练习短文 –
┄┄┄┄┄┄┄┄┄┄
引起大量投诉后谷歌浏览器已经临时禁用不安全表单(HTTP)的警告功能
谷歌浏览器致力于帮助所有网站迁移到HTTPS加密安全协议 ,如果使用HTTP明文传输协议则可能会被谷歌警告。
例如当加载明文协议的网站时地址栏会显示感叹号,如果从安全连接里加载明文协议内容时同样还是会显示警告。
还有种情况是如果网站采用加密安全协议,但提交表单内容例如账号注册或登录使用明文那么会直接被中断连接。
此时谷歌浏览器会以全屏弹窗形式告诫用户发送的信息不安全,如果用户没有手动点继续则会被阻止继续登录等。
这个功能从设计逻辑上来说倒是合理的,毕竟将用户信息尤其是账号密码通过明文协议进行传送容易被劫持窃取。
但在设计过程中谷歌工程师没有考虑到特殊情况,那就是使用加密连接发送用户信息但登录后重定向到明文协议。
其过程是这样的:HTTPS加载 ---- HTTPS表单 ---- 重定向到HTTP URL ,即最后的步骤是跳转到明文传输协议。
┄┄┄┄┄┄┄┄┄┄
你的任务 –
从最后一句之后续写这篇关于谷歌浏览器不安全表单警告的短文。 列表与本练习无关。
┄┄┄┄┄┄┄┄┄┄
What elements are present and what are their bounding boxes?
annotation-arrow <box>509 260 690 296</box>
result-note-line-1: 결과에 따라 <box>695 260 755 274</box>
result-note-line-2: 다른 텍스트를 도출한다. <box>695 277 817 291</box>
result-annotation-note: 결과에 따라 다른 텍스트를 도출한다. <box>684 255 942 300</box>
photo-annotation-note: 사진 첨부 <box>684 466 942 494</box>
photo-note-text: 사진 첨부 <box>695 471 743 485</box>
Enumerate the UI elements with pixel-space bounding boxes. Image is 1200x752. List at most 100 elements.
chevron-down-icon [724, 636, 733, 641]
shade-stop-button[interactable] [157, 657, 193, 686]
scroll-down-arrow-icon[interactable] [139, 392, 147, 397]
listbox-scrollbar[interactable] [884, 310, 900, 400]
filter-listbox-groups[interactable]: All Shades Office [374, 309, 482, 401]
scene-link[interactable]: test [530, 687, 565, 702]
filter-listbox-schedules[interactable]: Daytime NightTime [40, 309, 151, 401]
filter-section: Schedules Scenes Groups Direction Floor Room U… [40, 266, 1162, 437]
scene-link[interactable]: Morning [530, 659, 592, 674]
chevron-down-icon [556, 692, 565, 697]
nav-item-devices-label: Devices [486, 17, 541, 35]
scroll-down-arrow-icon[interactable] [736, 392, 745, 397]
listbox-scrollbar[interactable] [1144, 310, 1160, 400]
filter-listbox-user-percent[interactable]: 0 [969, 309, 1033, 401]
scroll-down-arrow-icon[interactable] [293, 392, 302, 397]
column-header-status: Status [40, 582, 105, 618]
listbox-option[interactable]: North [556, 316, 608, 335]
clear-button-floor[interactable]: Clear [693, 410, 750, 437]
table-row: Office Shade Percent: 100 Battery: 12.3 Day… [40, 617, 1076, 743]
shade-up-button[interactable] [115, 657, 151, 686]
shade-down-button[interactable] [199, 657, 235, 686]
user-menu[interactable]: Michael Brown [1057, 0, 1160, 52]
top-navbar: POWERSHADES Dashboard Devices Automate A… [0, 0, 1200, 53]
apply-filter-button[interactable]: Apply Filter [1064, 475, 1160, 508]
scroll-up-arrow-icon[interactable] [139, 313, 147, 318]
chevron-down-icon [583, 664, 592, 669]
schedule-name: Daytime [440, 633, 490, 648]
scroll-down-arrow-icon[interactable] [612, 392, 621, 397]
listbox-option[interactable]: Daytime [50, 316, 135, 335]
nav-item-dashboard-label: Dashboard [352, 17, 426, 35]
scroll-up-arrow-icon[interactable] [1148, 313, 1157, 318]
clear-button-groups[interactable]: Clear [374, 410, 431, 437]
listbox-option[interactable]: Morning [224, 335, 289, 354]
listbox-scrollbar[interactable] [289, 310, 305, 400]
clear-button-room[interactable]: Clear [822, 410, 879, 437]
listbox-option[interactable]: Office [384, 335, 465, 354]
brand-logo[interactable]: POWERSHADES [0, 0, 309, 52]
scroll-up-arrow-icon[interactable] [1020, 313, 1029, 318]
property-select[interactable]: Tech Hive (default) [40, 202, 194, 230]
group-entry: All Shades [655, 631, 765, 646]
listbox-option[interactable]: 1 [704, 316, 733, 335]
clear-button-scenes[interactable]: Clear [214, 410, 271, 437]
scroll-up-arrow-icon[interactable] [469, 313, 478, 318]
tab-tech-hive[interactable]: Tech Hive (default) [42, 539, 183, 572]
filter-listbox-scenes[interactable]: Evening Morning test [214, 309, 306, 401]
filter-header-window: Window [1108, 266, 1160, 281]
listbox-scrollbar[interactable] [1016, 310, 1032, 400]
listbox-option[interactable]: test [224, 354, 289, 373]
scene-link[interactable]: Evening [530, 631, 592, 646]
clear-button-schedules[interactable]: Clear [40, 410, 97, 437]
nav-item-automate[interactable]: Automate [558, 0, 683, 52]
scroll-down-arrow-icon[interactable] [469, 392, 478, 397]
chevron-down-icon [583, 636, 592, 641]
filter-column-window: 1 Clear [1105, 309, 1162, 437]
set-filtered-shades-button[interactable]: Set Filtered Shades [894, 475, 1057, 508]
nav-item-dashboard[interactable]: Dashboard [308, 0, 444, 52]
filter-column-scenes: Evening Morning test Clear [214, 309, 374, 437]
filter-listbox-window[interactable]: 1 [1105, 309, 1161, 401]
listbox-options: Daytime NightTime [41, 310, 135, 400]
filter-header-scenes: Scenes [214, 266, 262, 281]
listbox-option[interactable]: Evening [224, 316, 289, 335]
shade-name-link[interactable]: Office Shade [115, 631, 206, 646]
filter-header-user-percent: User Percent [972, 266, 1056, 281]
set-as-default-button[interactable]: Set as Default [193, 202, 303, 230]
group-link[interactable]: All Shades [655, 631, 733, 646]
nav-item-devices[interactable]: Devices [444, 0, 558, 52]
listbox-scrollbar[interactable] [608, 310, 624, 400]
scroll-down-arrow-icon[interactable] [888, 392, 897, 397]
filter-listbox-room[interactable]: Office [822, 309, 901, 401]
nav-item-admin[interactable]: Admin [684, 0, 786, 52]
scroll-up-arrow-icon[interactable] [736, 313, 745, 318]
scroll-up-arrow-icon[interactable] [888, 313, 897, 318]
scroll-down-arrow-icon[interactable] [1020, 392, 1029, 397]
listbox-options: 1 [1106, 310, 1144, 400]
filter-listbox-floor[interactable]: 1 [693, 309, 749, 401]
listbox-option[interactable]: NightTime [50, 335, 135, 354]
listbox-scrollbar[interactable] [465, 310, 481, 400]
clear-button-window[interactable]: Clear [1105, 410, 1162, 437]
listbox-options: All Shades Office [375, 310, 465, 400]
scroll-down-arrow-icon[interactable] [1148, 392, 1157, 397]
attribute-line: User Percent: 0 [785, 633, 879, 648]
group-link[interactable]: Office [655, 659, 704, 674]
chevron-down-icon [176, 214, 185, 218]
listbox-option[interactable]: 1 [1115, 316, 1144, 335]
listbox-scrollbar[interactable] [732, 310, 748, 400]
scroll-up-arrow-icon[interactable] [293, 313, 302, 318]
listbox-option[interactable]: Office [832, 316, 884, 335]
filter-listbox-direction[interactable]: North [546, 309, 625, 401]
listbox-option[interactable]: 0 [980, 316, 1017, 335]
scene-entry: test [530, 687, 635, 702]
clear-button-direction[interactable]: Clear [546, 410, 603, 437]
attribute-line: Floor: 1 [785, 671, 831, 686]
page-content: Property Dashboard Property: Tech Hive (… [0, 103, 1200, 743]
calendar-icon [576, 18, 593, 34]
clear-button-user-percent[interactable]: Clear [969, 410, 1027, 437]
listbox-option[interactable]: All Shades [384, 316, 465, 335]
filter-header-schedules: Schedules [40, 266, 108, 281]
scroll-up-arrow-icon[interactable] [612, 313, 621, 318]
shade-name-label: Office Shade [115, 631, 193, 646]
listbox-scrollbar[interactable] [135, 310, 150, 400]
┄┄┄┄┄┄┄┄┄┄
参考答案 –
谷歌将其认为是明文传输因此忽略加密表单传输而显示硕大的警告,但实际上用户数据是加密传输的并没有风险。
随着谷歌浏览器 87 版的发布这处改进抵达稳定版 ,这导致大量网站尤其是比较老的、复杂的网站遭到巨大挑战。
引起大量投诉后谷歌工程师回应称经检查确认问题,目前已经通过热更新直接撤回这处功能改进等待后续的优化。
考虑到当前临近西方圣诞假期谷歌工程师们都要休假,所以直接回滚该功能是当前最直接也是最快捷的解决办法。
谷歌工程师表示会在明年年初进行优化,然后在1月19日发布的Chrome v88 稳定版里重新启用经过优化的功能。
谷歌工程师也表示仍然强烈建议网站管理员全程进行加密连接,而不是在用户登录后又将用户重定向到明文链接。